What to work on
Copy out each line of the listing that has the word "person" in it.
——
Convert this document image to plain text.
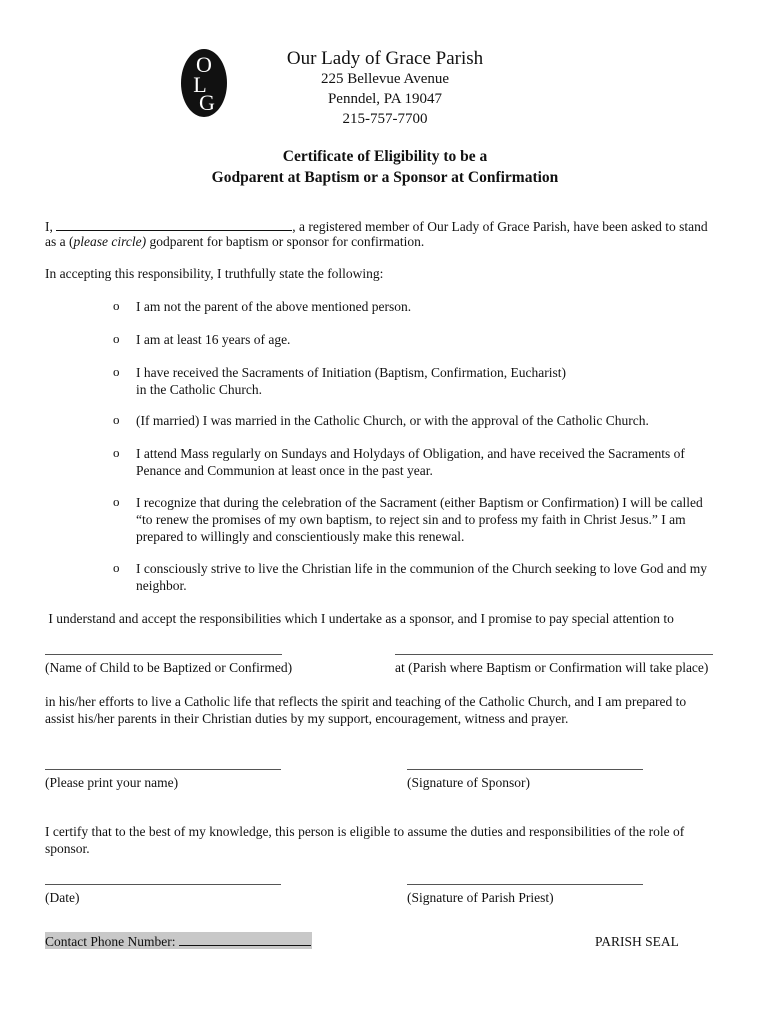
O
L
G
Our Lady of Grace Parish
225 Bellevue Avenue
Penndel, PA 19047
215-757-7700
Certificate of Eligibility to be a
Godparent at Baptism or a Sponsor at Confirmation
I,	, a registered member of Our Lady of Grace Parish, have been asked to stand
as a (please circle) godparent for baptism or sponsor for confirmation.
In accepting this responsibility, I truthfully state the following:
o I am not the parent of the above mentioned person.
o I am at least 16 years of age.
o I have received the Sacraments of Initiation (Baptism, Confirmation, Eucharist)
in the Catholic Church.
o (If married) I was married in the Catholic Church, or with the approval of the Catholic Church.
o I attend Mass regularly on Sundays and Holydays of Obligation, and have received the Sacraments of
Penance and Communion at least once in the past year.
o I recognize that during the celebration of the Sacrament (either Baptism or Confirmation) I will be called
“to renew the promises of my own baptism, to reject sin and to profess my faith in Christ Jesus.” I am
prepared to willingly and conscientiously make this renewal.
o I consciously strive to live the Christian life in the communion of the Church seeking to love God and my
neighbor.
I understand and accept the responsibilities which I undertake as a sponsor, and I promise to pay special attention to
(Name of Child to be Baptized or Confirmed)	at (Parish where Baptism or Confirmation will take place)
in his/her efforts to live a Catholic life that reflects the spirit and teaching of the Catholic Church, and I am prepared to
assist his/her parents in their Christian duties by my support, encouragement, witness and prayer.
(Please print your name)	(Signature of Sponsor)
I certify that to the best of my knowledge, this person is eligible to assume the duties and responsibilities of the role of
sponsor.
(Date)	(Signature of Parish Priest)
Contact Phone Number:	PARISH SEAL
——
Response to the exercise
o I am not the parent of the above mentioned person.
I certify that to the best of my knowledge, this person is eligible to assume the duties and responsibilities of the role of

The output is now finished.